** begin **

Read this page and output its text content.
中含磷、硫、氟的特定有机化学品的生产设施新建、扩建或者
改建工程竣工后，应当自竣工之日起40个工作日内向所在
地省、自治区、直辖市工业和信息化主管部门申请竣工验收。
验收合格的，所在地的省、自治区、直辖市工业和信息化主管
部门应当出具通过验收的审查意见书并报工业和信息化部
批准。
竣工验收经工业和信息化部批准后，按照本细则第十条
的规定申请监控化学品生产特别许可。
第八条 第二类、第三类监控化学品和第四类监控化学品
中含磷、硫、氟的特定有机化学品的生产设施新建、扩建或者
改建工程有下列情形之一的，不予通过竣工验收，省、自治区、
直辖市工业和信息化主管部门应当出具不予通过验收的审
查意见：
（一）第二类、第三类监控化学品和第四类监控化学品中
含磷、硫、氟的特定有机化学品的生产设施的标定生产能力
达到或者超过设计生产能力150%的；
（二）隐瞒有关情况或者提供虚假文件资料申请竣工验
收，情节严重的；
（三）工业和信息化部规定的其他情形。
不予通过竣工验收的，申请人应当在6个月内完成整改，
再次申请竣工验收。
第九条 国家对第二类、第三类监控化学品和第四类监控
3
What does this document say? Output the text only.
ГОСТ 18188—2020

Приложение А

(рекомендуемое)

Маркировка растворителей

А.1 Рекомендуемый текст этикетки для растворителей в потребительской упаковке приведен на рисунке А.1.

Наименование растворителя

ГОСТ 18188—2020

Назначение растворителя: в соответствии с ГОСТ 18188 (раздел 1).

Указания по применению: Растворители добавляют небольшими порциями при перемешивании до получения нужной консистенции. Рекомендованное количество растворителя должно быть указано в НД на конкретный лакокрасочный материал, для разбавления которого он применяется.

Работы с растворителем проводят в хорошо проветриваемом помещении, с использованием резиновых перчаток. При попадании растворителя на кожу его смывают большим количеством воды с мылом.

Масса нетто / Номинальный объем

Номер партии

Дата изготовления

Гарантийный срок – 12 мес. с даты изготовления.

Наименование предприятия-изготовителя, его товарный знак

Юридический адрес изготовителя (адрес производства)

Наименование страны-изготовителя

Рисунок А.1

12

** end **

• GOAL:
Once more, set down the full listing, verbatim.

• COMPLETE ANSWER:
Read this page and output its text content.
中含磷、硫、氟的特定有机化学品的生产设施新建、扩建或者
改建工程竣工后，应当自竣工之日起40个工作日内向所在
地省、自治区、直辖市工业和信息化主管部门申请竣工验收。
验收合格的，所在地的省、自治区、直辖市工业和信息化主管
部门应当出具通过验收的审查意见书并报工业和信息化部
批准。
竣工验收经工业和信息化部批准后，按照本细则第十条
的规定申请监控化学品生产特别许可。
第八条 第二类、第三类监控化学品和第四类监控化学品
中含磷、硫、氟的特定有机化学品的生产设施新建、扩建或者
改建工程有下列情形之一的，不予通过竣工验收，省、自治区、
直辖市工业和信息化主管部门应当出具不予通过验收的审
查意见：
（一）第二类、第三类监控化学品和第四类监控化学品中
含磷、硫、氟的特定有机化学品的生产设施的标定生产能力
达到或者超过设计生产能力150%的；
（二）隐瞒有关情况或者提供虚假文件资料申请竣工验
收，情节严重的；
（三）工业和信息化部规定的其他情形。
不予通过竣工验收的，申请人应当在6个月内完成整改，
再次申请竣工验收。
第九条 国家对第二类、第三类监控化学品和第四类监控
3
What does this document say? Output the text only.
ГОСТ 18188—2020

Приложение А

(рекомендуемое)

Маркировка растворителей

А.1 Рекомендуемый текст этикетки для растворителей в потребительской упаковке приведен на рисунке А.1.

Наименование растворителя

ГОСТ 18188—2020

Назначение растворителя: в соответствии с ГОСТ 18188 (раздел 1).

Указания по применению: Растворители добавляют небольшими порциями при перемешивании до получения нужной консистенции. Рекомендованное количество растворителя должно быть указано в НД на конкретный лакокрасочный материал, для разбавления которого он применяется.

Работы с растворителем проводят в хорошо проветриваемом помещении, с использованием резиновых перчаток. При попадании растворителя на кожу его смывают большим количеством воды с мылом.

Масса нетто / Номинальный объем

Номер партии

Дата изготовления

Гарантийный срок – 12 мес. с даты изготовления.

Наименование предприятия-изготовителя, его товарный знак

Юридический адрес изготовителя (адрес производства)

Наименование страны-изготовителя

Рисунок А.1

12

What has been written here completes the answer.